• Task to complete
Return all entries precisely as they stand, without the images.

• A run of records
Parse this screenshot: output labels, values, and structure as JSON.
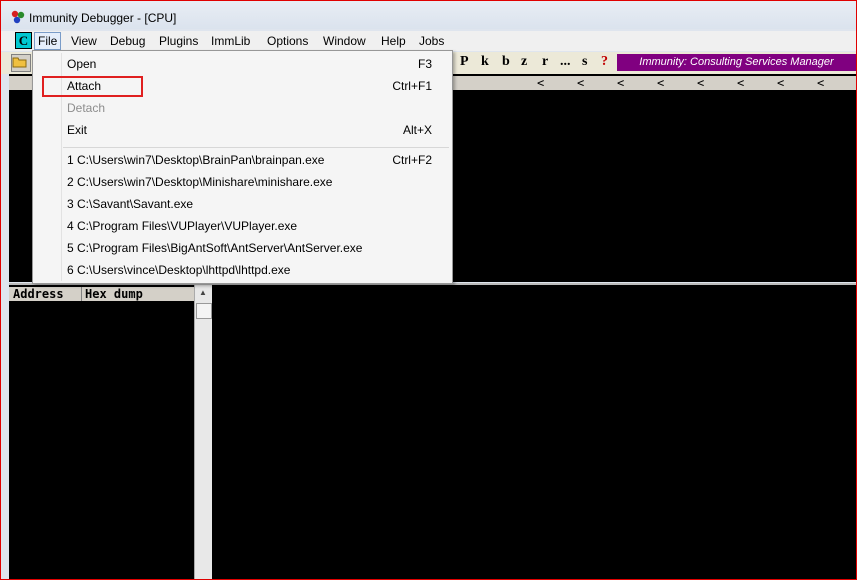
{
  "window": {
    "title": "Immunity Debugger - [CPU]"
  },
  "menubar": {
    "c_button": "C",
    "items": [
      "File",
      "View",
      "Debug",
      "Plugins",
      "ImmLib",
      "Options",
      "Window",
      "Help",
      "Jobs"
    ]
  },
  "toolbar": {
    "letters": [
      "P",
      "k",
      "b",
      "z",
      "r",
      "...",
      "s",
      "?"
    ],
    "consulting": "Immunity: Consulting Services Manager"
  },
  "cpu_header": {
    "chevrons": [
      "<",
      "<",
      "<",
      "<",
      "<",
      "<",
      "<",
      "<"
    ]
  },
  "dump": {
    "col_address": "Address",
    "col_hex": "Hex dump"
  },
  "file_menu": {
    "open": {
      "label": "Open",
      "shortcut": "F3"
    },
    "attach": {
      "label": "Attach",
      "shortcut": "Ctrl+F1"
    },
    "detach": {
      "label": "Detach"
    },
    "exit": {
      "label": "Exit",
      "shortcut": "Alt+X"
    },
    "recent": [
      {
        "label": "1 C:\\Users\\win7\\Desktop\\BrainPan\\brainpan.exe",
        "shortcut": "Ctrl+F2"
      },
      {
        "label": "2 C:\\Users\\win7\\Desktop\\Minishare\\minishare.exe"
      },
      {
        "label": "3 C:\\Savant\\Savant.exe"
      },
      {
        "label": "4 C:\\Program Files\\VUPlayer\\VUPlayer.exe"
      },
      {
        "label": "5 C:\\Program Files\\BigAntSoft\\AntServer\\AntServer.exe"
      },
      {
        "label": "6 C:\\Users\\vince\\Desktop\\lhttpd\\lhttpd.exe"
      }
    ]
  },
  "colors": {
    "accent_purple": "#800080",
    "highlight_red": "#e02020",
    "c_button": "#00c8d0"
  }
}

• Task output
Parse this screenshot: output labels, values, and structure as JSON.
{
  "window": {
    "title": "Immunity Debugger - [CPU]"
  },
  "menubar": {
    "c_button": "C",
    "items": [
      "File",
      "View",
      "Debug",
      "Plugins",
      "ImmLib",
      "Options",
      "Window",
      "Help",
      "Jobs"
    ]
  },
  "toolbar": {
    "letters": [
      "P",
      "k",
      "b",
      "z",
      "r",
      "...",
      "s",
      "?"
    ],
    "consulting": "Immunity: Consulting Services Manager"
  },
  "cpu_header": {
    "chevrons": [
      "<",
      "<",
      "<",
      "<",
      "<",
      "<",
      "<",
      "<"
    ]
  },
  "dump": {
    "col_address": "Address",
    "col_hex": "Hex dump"
  },
  "file_menu": {
    "open": {
      "label": "Open",
      "shortcut": "F3"
    },
    "attach": {
      "label": "Attach",
      "shortcut": "Ctrl+F1"
    },
    "detach": {
      "label": "Detach"
    },
    "exit": {
      "label": "Exit",
      "shortcut": "Alt+X"
    },
    "recent": [
      {
        "label": "1 C:\\Users\\win7\\Desktop\\BrainPan\\brainpan.exe",
        "shortcut": "Ctrl+F2"
      },
      {
        "label": "2 C:\\Users\\win7\\Desktop\\Minishare\\minishare.exe"
      },
      {
        "label": "3 C:\\Savant\\Savant.exe"
      },
      {
        "label": "4 C:\\Program Files\\VUPlayer\\VUPlayer.exe"
      },
      {
        "label": "5 C:\\Program Files\\BigAntSoft\\AntServer\\AntServer.exe"
      },
      {
        "label": "6 C:\\Users\\vince\\Desktop\\lhttpd\\lhttpd.exe"
      }
    ]
  },
  "colors": {
    "accent_purple": "#800080",
    "highlight_red": "#e02020",
    "c_button": "#00c8d0"
  }
}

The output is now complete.